Leave out the pictures and restate the rest of the data exactly.

**SUPPLIED RECORDS**:
## begin
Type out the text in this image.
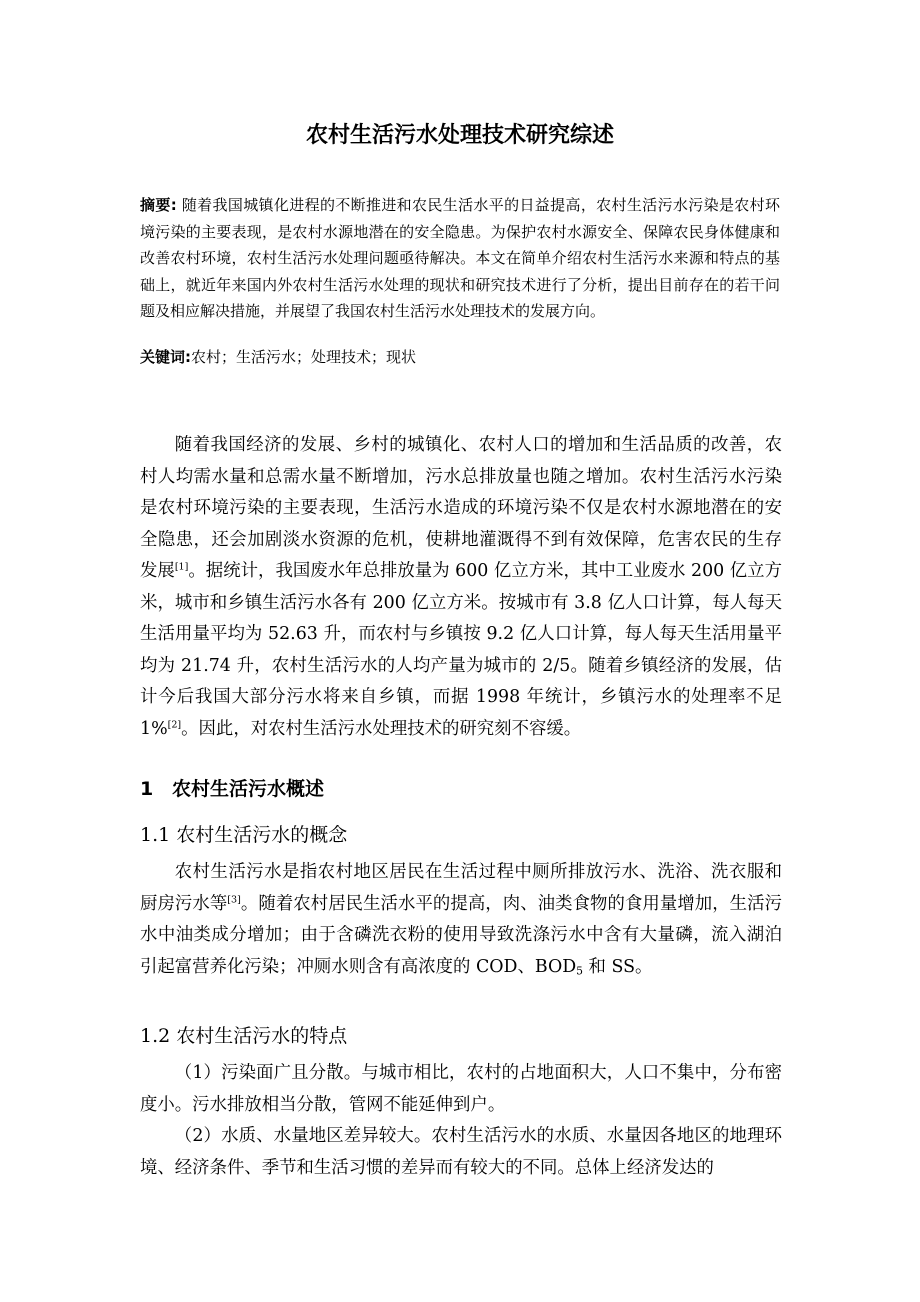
农村生活污水处理技术研究综述
摘要: 随着我国城镇化进程的不断推进和农民生活水平的日益提高，农村生活污水污染是农村环境污染的主要表现，是农村水源地潜在的安全隐患。为保护农村水源安全、保障农民身体健康和改善农村环境，农村生活污水处理问题亟待解决。本文在简单介绍农村生活污水来源和特点的基础上，就近年来国内外农村生活污水处理的现状和研究技术进行了分析，提出目前存在的若干问题及相应解决措施，并展望了我国农村生活污水处理技术的发展方向。
关键词:农村；生活污水；处理技术；现状
随着我国经济的发展、乡村的城镇化、农村人口的增加和生活品质的改善，农村人均需水量和总需水量不断增加，污水总排放量也随之增加。农村生活污水污染是农村环境污染的主要表现，生活污水造成的环境污染不仅是农村水源地潜在的安全隐患，还会加剧淡水资源的危机，使耕地灌溉得不到有效保障，危害农民的生存发展[1]。据统计，我国废水年总排放量为 600 亿立方米，其中工业废水 200 亿立方米，城市和乡镇生活污水各有 200 亿立方米。按城市有 3.8 亿人口计算，每人每天生活用量平均为 52.63 升，而农村与乡镇按 9.2 亿人口计算，每人每天生活用量平均为 21.74 升，农村生活污水的人均产量为城市的 2/5。随着乡镇经济的发展，估计今后我国大部分污水将来自乡镇，而据 1998 年统计，乡镇污水的处理率不足 1%[2]。因此，对农村生活污水处理技术的研究刻不容缓。
1 农村生活污水概述
1.1 农村生活污水的概念
农村生活污水是指农村地区居民在生活过程中厕所排放污水、洗浴、洗衣服和厨房污水等[3]。随着农村居民生活水平的提高，肉、油类食物的食用量增加，生活污水中油类成分增加；由于含磷洗衣粉的使用导致洗涤污水中含有大量磷，流入湖泊引起富营养化污染；冲厕水则含有高浓度的 COD、$BOD_5$ 和 SS。
1.2 农村生活污水的特点
（1）污染面广且分散。与城市相比，农村的占地面积大，人口不集中，分布密度小。污水排放相当分散，管网不能延伸到户。
（2）水质、水量地区差异较大。农村生活污水的水质、水量因各地区的地理环境、经济条件、季节和生活习惯的差异而有较大的不同。总体上经济发达的
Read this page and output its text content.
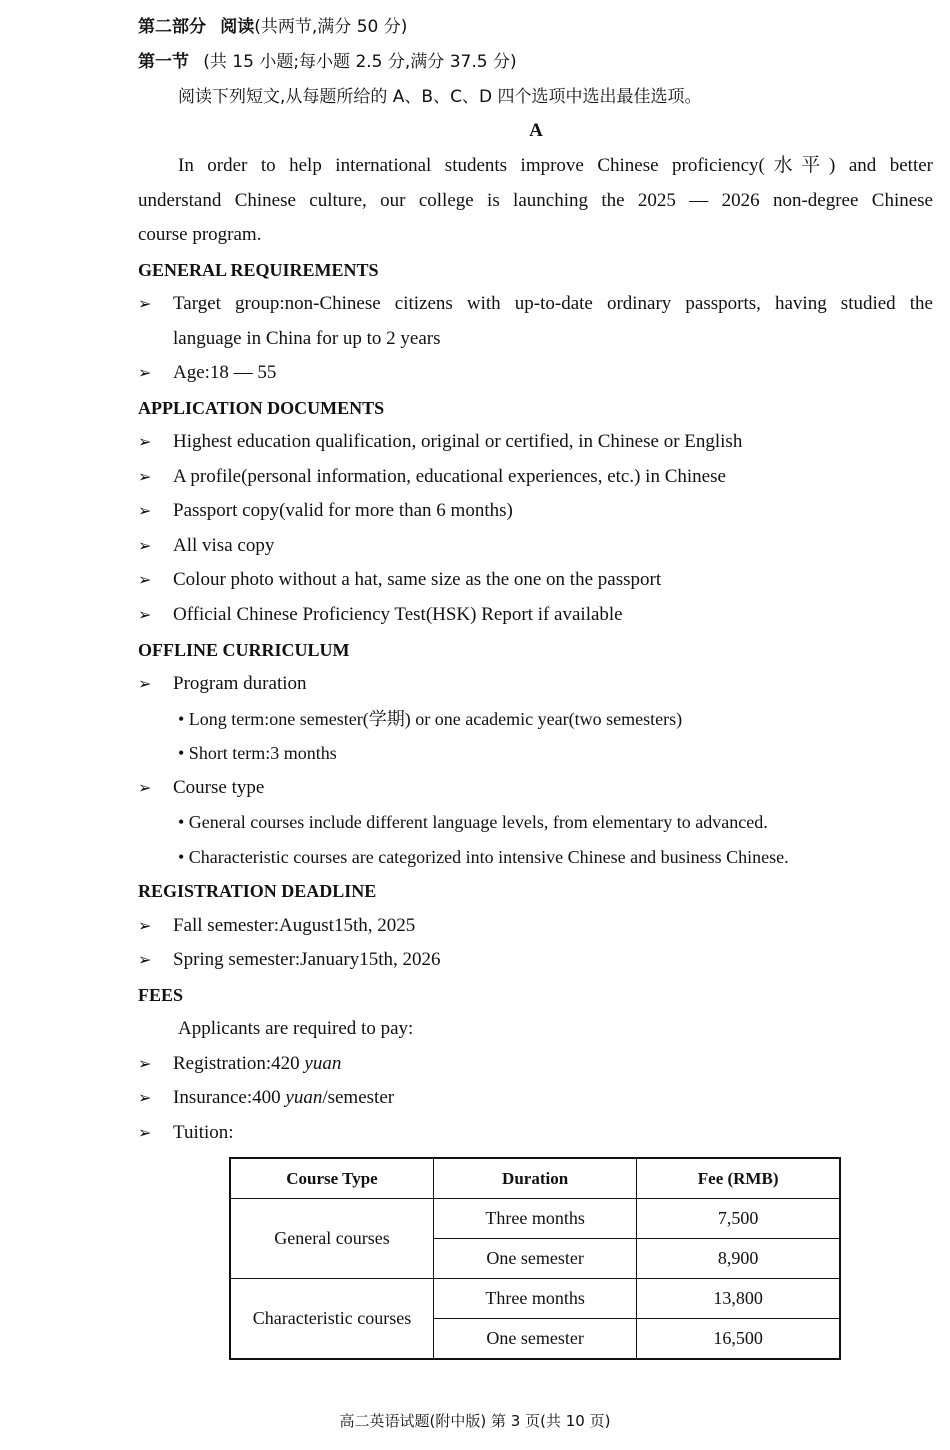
第二部分 阅读(共两节,满分 50 分)
第一节 (共 15 小题;每小题 2.5 分,满分 37.5 分)
阅读下列短文,从每题所给的 A、B、C、D 四个选项中选出最佳选项。
A
In order to help international students improve Chinese proficiency(水平) and better
understand Chinese culture, our college is launching the 2025 — 2026 non-degree Chinese
course program.
GENERAL REQUIREMENTS
➢ Target group:non-Chinese citizens with up-to-date ordinary passports, having studied the
language in China for up to 2 years
➢ Age:18 — 55
APPLICATION DOCUMENTS
➢ Highest education qualification, original or certified, in Chinese or English
➢ A profile(personal information, educational experiences, etc.) in Chinese
➢ Passport copy(valid for more than 6 months)
➢ All visa copy
➢ Colour photo without a hat, same size as the one on the passport
➢ Official Chinese Proficiency Test(HSK) Report if available
OFFLINE CURRICULUM
➢ Program duration
• Long term:one semester(学期) or one academic year(two semesters)
• Short term:3 months
➢ Course type
• General courses include different language levels, from elementary to advanced.
• Characteristic courses are categorized into intensive Chinese and business Chinese.
REGISTRATION DEADLINE
➢ Fall semester:August15th, 2025
➢ Spring semester:January15th, 2026
FEES
Applicants are required to pay:
➢ Registration:420 yuan
➢ Insurance:400 yuan/semester
➢ Tuition:
Course Type	Duration	Fee (RMB)
General courses	Three months	7,500
	One semester	8,900
Characteristic courses	Three months	13,800
	One semester	16,500
高二英语试题(附中版) 第 3 页(共 10 页)
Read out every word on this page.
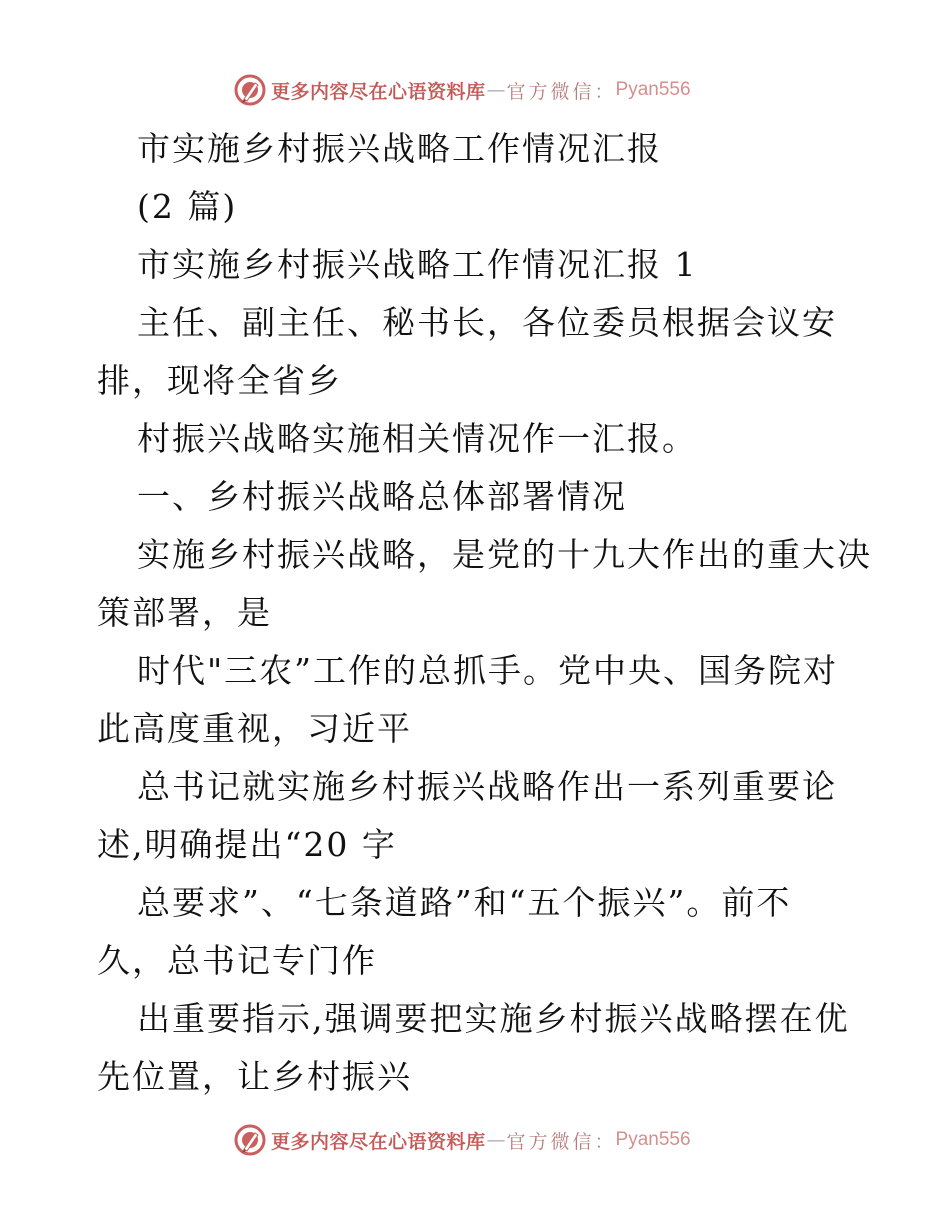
更多内容尽在心语资料库 — 官方微信 ： Pyan556
市实施乡村振兴战略工作情况汇报
(2 篇)
市实施乡村振兴战略工作情况汇报 1
主任、副主任、秘书长，各位委员根据会议安
排，现将全省乡
村振兴战略实施相关情况作一汇报。
一、乡村振兴战略总体部署情况
实施乡村振兴战略，是党的十九大作出的重大决
策部署，是
时代"三农”工作的总抓手。党中央、国务院对
此高度重视，习近平
总书记就实施乡村振兴战略作出一系列重要论
述,明确提出“20 字
总要求”、“七条道路”和“五个振兴”。前不
久，总书记专门作
出重要指示,强调要把实施乡村振兴战略摆在优
先位置，让乡村振兴
更多内容尽在心语资料库 — 官方微信 ： Pyan556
## end
**OUTPUT FOR THIS TASK**:
Type out the text in this image.
农村生活污水处理技术研究综述
摘要: 随着我国城镇化进程的不断推进和农民生活水平的日益提高，农村生活污水污染是农村环境污染的主要表现，是农村水源地潜在的安全隐患。为保护农村水源安全、保障农民身体健康和改善农村环境，农村生活污水处理问题亟待解决。本文在简单介绍农村生活污水来源和特点的基础上，就近年来国内外农村生活污水处理的现状和研究技术进行了分析，提出目前存在的若干问题及相应解决措施，并展望了我国农村生活污水处理技术的发展方向。
关键词:农村；生活污水；处理技术；现状
随着我国经济的发展、乡村的城镇化、农村人口的增加和生活品质的改善，农村人均需水量和总需水量不断增加，污水总排放量也随之增加。农村生活污水污染是农村环境污染的主要表现，生活污水造成的环境污染不仅是农村水源地潜在的安全隐患，还会加剧淡水资源的危机，使耕地灌溉得不到有效保障，危害农民的生存发展[1]。据统计，我国废水年总排放量为 600 亿立方米，其中工业废水 200 亿立方米，城市和乡镇生活污水各有 200 亿立方米。按城市有 3.8 亿人口计算，每人每天生活用量平均为 52.63 升，而农村与乡镇按 9.2 亿人口计算，每人每天生活用量平均为 21.74 升，农村生活污水的人均产量为城市的 2/5。随着乡镇经济的发展，估计今后我国大部分污水将来自乡镇，而据 1998 年统计，乡镇污水的处理率不足 1%[2]。因此，对农村生活污水处理技术的研究刻不容缓。
1 农村生活污水概述
1.1 农村生活污水的概念
农村生活污水是指农村地区居民在生活过程中厕所排放污水、洗浴、洗衣服和厨房污水等[3]。随着农村居民生活水平的提高，肉、油类食物的食用量增加，生活污水中油类成分增加；由于含磷洗衣粉的使用导致洗涤污水中含有大量磷，流入湖泊引起富营养化污染；冲厕水则含有高浓度的 COD、$BOD_5$ 和 SS。
1.2 农村生活污水的特点
（1）污染面广且分散。与城市相比，农村的占地面积大，人口不集中，分布密度小。污水排放相当分散，管网不能延伸到户。
（2）水质、水量地区差异较大。农村生活污水的水质、水量因各地区的地理环境、经济条件、季节和生活习惯的差异而有较大的不同。总体上经济发达的
Read this page and output its text content.
第二部分 阅读(共两节,满分 50 分)
第一节 (共 15 小题;每小题 2.5 分,满分 37.5 分)
阅读下列短文,从每题所给的 A、B、C、D 四个选项中选出最佳选项。
A
In order to help international students improve Chinese proficiency(水平) and better
understand Chinese culture, our college is launching the 2025 — 2026 non-degree Chinese
course program.
GENERAL REQUIREMENTS
➢ Target group:non-Chinese citizens with up-to-date ordinary passports, having studied the
language in China for up to 2 years
➢ Age:18 — 55
APPLICATION DOCUMENTS
➢ Highest education qualification, original or certified, in Chinese or English
➢ A profile(personal information, educational experiences, etc.) in Chinese
➢ Passport copy(valid for more than 6 months)
➢ All visa copy
➢ Colour photo without a hat, same size as the one on the passport
➢ Official Chinese Proficiency Test(HSK) Report if available
OFFLINE CURRICULUM
➢ Program duration
• Long term:one semester(学期) or one academic year(two semesters)
• Short term:3 months
➢ Course type
• General courses include different language levels, from elementary to advanced.
• Characteristic courses are categorized into intensive Chinese and business Chinese.
REGISTRATION DEADLINE
➢ Fall semester:August15th, 2025
➢ Spring semester:January15th, 2026
FEES
Applicants are required to pay:
➢ Registration:420 yuan
➢ Insurance:400 yuan/semester
➢ Tuition:
Course Type	Duration	Fee (RMB)
General courses	Three months	7,500
	One semester	8,900
Characteristic courses	Three months	13,800
	One semester	16,500
高二英语试题(附中版) 第 3 页(共 10 页)
Read out every word on this page.
更多内容尽在心语资料库 — 官方微信 ： Pyan556
市实施乡村振兴战略工作情况汇报
(2 篇)
市实施乡村振兴战略工作情况汇报 1
主任、副主任、秘书长，各位委员根据会议安
排，现将全省乡
村振兴战略实施相关情况作一汇报。
一、乡村振兴战略总体部署情况
实施乡村振兴战略，是党的十九大作出的重大决
策部署，是
时代"三农”工作的总抓手。党中央、国务院对
此高度重视，习近平
总书记就实施乡村振兴战略作出一系列重要论
述,明确提出“20 字
总要求”、“七条道路”和“五个振兴”。前不
久，总书记专门作
出重要指示,强调要把实施乡村振兴战略摆在优
先位置，让乡村振兴
更多内容尽在心语资料库 — 官方微信 ： Pyan556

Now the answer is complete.